▼▼▼
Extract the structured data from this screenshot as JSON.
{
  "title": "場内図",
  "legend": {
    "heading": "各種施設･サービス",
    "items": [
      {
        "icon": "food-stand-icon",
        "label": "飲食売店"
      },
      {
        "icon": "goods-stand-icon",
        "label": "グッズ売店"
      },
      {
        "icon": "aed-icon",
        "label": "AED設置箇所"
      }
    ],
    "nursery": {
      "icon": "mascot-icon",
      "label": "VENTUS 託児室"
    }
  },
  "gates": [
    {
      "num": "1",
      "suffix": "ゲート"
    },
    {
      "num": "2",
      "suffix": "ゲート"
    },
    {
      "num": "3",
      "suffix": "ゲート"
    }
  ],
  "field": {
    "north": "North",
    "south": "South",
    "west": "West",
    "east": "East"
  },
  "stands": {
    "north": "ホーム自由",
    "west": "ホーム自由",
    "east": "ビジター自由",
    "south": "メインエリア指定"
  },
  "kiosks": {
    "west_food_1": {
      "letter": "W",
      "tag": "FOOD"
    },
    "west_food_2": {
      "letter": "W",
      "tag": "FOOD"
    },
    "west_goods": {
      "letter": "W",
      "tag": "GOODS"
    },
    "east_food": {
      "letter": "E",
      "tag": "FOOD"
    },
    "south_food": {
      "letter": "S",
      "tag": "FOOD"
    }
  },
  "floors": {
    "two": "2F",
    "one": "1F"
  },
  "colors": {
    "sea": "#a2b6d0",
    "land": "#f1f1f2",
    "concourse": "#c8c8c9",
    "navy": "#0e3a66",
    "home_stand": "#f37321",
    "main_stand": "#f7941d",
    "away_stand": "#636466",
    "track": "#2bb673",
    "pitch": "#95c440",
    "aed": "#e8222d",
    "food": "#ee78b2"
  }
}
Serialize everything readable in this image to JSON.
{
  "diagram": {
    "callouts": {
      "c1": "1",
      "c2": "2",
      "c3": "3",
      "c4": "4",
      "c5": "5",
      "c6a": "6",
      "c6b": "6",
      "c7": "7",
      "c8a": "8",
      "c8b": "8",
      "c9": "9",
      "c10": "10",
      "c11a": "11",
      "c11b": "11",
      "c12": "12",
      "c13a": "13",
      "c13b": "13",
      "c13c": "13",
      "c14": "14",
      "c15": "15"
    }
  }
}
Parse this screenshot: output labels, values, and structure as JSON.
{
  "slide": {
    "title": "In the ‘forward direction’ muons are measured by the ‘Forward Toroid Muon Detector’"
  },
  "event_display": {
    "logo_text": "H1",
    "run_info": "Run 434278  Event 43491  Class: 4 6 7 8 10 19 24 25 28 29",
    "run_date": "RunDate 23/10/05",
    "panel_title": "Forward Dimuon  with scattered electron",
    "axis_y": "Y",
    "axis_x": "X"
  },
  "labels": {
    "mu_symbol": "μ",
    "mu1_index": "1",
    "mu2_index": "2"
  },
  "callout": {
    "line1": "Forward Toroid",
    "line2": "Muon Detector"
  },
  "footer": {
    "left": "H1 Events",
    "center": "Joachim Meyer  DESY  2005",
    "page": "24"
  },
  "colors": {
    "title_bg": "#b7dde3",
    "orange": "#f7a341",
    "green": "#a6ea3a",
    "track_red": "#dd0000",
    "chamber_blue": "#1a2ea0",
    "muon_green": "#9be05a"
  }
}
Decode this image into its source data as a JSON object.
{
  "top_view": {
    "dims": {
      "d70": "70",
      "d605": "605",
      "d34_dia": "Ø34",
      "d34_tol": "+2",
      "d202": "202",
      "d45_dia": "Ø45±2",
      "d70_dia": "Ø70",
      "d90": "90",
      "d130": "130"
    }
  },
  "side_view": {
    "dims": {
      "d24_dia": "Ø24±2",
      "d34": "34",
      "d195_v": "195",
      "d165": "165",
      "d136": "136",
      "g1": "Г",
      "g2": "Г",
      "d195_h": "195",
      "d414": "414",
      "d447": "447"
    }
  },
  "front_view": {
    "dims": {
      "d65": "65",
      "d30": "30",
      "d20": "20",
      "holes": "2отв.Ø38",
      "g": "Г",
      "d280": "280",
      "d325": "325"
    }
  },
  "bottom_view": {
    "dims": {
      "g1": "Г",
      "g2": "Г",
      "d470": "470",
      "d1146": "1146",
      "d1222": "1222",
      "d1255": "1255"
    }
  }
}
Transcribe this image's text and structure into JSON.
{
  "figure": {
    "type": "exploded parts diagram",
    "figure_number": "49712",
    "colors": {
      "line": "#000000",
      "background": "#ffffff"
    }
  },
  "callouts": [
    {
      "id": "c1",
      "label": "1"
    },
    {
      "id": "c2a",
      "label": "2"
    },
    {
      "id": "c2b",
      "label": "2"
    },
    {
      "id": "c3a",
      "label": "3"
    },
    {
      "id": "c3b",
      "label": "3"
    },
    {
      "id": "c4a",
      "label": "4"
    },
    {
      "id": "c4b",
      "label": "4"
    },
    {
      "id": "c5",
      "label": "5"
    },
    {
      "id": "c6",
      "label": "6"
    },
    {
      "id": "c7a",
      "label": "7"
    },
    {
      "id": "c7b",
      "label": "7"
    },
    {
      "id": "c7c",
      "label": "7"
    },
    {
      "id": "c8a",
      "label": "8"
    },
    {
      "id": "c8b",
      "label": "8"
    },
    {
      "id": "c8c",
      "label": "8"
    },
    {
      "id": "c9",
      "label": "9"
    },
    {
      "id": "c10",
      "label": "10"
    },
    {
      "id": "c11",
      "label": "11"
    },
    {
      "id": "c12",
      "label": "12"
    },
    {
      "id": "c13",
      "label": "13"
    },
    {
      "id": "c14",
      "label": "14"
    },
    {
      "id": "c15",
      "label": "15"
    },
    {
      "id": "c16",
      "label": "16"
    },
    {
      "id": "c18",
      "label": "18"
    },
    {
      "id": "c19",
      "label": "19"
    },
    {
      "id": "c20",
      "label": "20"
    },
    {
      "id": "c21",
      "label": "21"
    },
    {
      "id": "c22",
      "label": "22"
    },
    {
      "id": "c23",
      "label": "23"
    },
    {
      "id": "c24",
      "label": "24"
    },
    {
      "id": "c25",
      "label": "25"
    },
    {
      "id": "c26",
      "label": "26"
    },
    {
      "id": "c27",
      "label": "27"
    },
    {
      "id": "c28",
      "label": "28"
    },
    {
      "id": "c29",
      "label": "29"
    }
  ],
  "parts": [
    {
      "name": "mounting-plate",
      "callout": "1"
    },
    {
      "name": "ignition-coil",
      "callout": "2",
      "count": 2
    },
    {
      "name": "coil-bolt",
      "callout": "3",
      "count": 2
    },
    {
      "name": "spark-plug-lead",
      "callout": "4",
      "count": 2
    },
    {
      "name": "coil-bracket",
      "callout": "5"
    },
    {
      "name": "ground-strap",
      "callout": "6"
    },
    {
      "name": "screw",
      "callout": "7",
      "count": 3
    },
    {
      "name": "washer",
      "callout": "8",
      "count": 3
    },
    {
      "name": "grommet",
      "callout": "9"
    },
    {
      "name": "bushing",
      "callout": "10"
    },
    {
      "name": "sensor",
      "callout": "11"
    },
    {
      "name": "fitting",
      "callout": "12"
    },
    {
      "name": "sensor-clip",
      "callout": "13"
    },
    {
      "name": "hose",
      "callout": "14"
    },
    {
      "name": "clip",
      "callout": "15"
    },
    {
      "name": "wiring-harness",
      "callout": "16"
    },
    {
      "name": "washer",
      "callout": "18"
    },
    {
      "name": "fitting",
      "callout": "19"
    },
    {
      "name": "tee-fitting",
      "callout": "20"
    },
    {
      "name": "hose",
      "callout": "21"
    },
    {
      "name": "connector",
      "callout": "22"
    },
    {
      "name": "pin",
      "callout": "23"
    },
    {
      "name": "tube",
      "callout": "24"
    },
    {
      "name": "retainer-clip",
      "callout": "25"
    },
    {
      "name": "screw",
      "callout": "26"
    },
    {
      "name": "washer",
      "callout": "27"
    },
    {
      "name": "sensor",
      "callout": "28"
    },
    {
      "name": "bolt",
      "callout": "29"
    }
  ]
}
▲▲▲
*WHAT YOU HAVE TO DO*:
Say how many lines have the string "Toroid" in them, offering no words beyond the number.

*PROBLEM SOLUTION*:
2